Instructions for the task:
Count the lines in the records that contain the string "heading". Give only the number.

(A block of data)

..........

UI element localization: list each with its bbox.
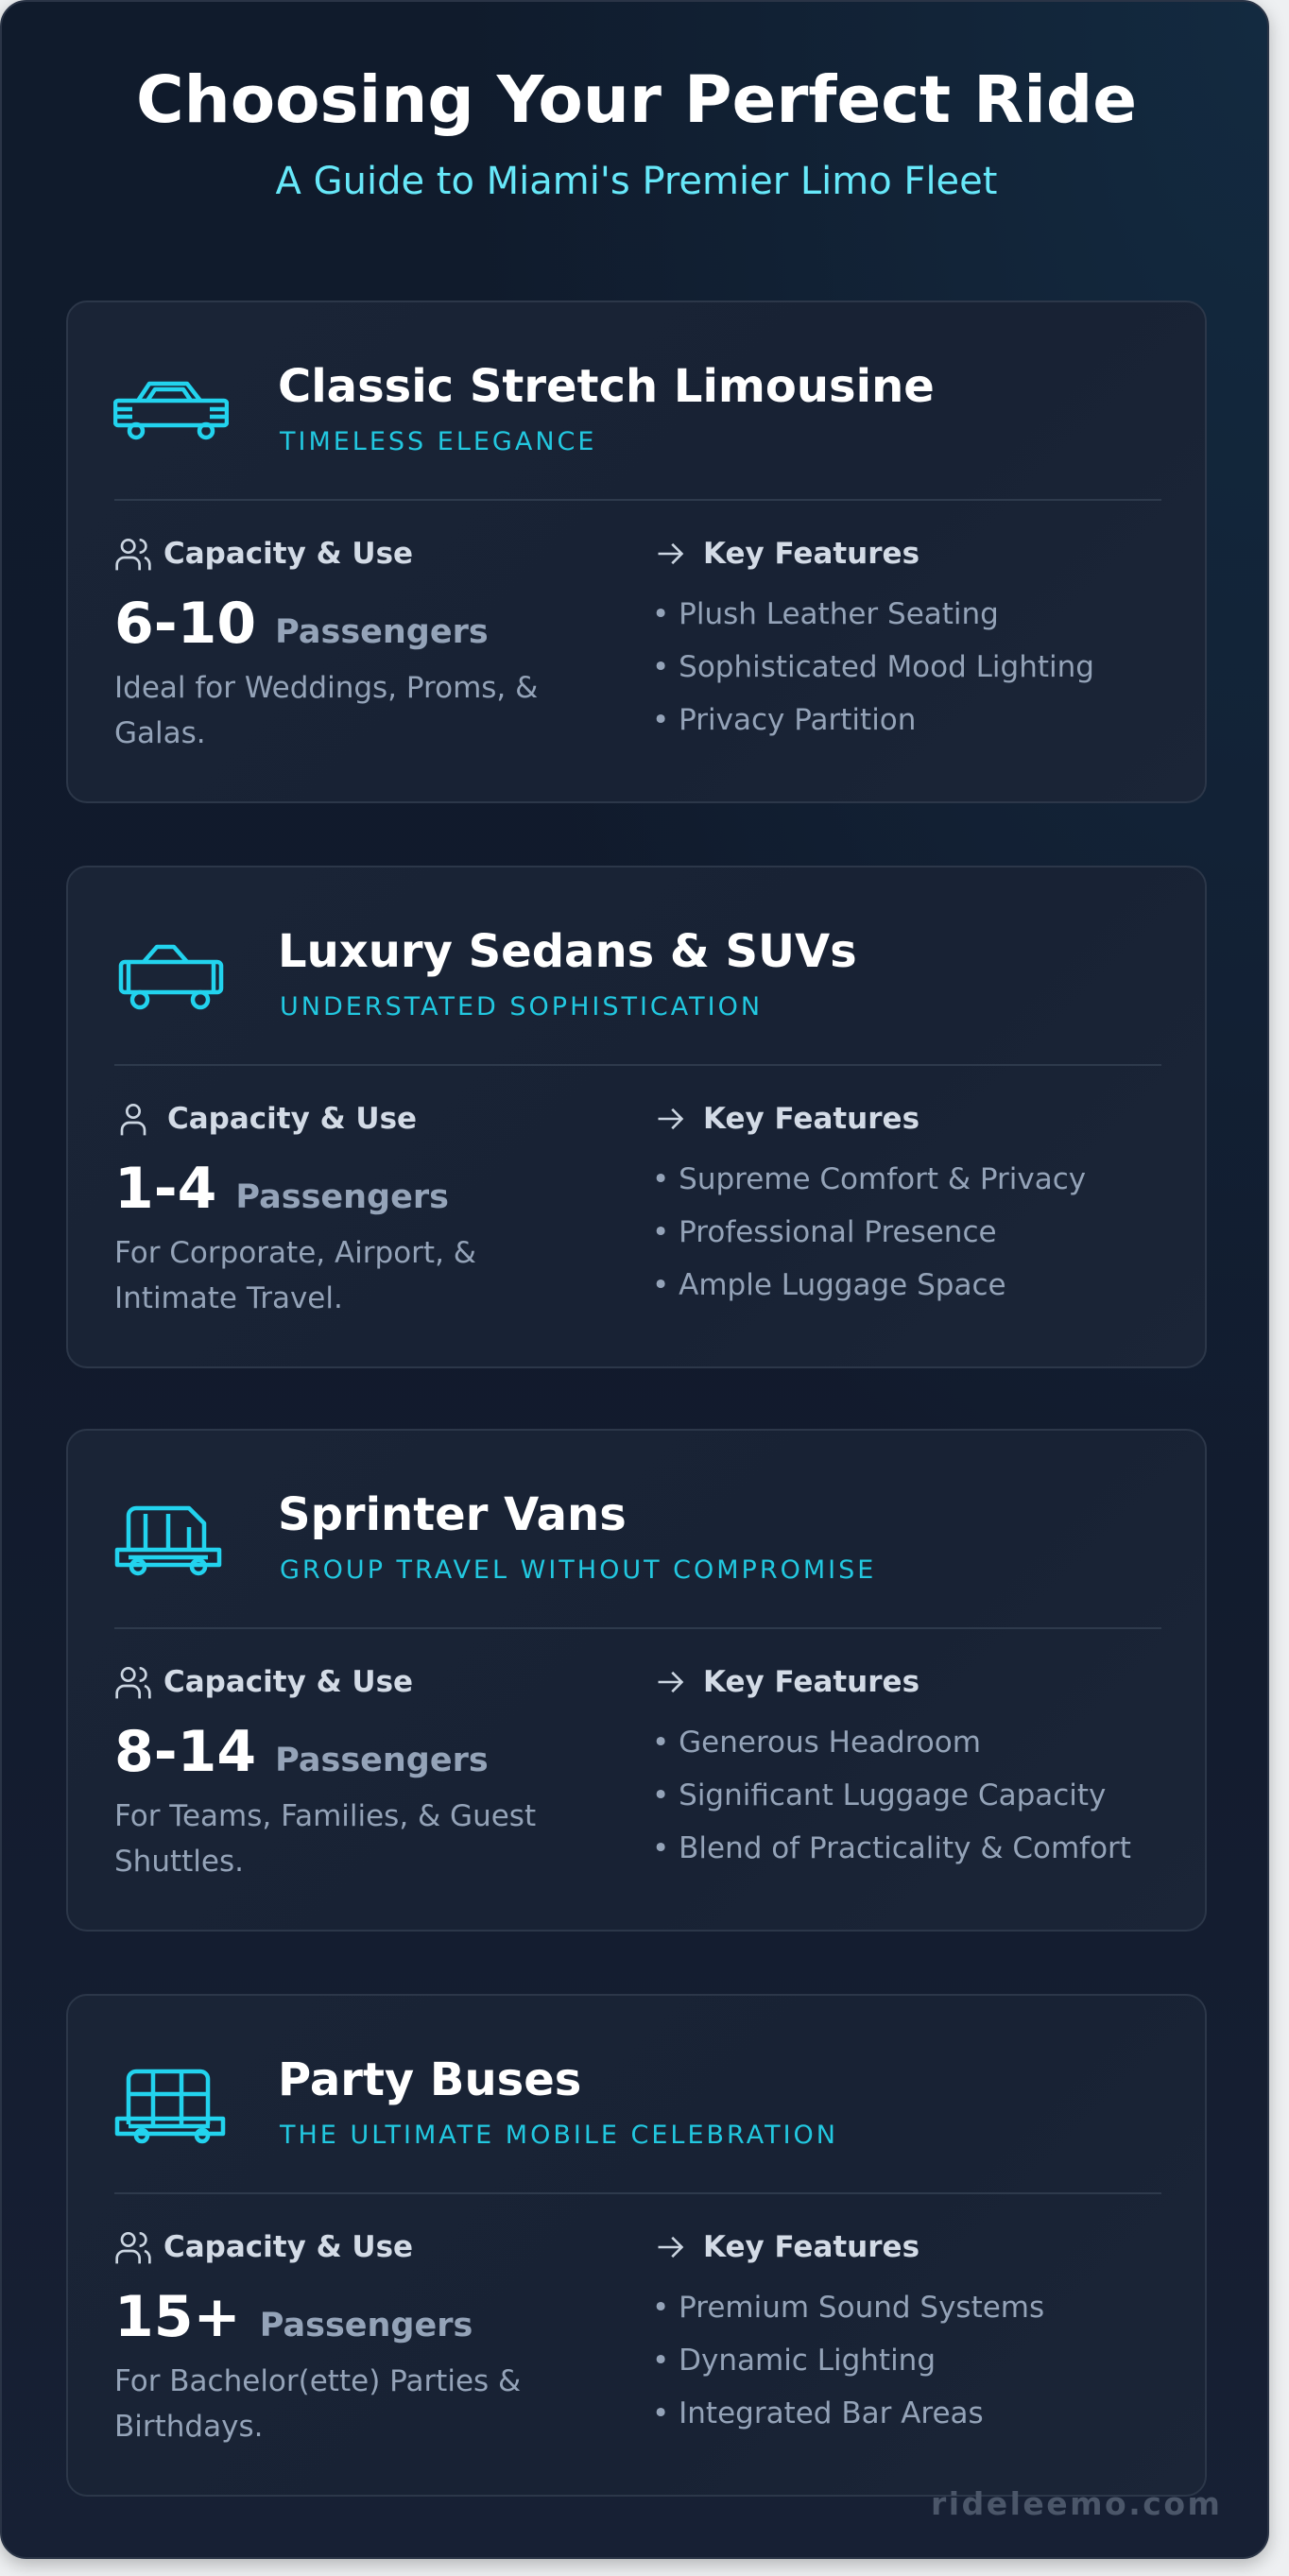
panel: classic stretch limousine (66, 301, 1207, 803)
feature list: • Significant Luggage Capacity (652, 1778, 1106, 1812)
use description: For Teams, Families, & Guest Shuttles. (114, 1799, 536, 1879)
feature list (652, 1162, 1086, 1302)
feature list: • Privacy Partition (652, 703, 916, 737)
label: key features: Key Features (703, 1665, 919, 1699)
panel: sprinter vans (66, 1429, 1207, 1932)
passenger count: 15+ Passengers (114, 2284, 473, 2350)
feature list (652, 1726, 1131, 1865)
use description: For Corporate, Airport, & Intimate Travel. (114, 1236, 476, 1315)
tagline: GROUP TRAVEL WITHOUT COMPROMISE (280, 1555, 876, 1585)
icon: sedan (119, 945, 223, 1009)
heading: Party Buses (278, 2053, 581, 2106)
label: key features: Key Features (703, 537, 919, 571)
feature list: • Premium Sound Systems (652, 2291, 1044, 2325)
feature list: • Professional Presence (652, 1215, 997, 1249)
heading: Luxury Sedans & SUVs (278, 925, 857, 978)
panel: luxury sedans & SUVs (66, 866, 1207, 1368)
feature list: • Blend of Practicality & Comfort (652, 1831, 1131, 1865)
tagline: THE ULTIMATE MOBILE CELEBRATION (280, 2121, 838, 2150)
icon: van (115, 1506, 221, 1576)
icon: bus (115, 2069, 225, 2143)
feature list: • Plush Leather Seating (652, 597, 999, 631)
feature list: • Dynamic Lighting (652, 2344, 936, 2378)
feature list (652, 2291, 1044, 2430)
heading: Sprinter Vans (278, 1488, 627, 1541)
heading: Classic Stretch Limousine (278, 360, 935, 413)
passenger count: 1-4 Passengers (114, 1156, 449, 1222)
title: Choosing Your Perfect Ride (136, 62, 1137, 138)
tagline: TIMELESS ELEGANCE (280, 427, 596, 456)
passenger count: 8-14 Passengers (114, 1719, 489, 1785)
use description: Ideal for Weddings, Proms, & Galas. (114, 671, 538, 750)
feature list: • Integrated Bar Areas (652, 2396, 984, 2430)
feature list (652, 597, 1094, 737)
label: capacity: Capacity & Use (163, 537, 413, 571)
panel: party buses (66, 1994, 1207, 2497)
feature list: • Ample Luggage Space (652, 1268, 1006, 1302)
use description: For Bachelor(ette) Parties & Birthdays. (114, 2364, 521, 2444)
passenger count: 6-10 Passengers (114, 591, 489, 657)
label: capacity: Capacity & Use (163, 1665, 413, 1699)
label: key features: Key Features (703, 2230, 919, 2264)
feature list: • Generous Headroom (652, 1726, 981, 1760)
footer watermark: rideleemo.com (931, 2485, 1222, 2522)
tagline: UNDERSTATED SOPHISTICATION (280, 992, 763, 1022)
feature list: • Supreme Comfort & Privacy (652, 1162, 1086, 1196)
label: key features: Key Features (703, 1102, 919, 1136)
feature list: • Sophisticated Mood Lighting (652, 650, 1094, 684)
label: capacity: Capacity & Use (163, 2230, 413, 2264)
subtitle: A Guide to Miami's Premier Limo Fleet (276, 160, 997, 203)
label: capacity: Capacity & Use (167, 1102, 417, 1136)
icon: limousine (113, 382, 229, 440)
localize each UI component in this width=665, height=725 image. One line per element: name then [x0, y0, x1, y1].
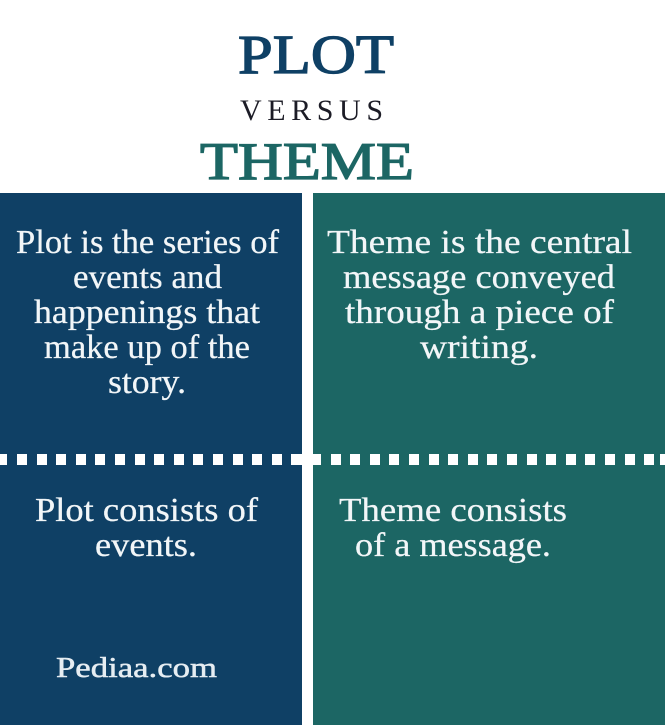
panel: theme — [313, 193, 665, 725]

..........

Exercise solution:
4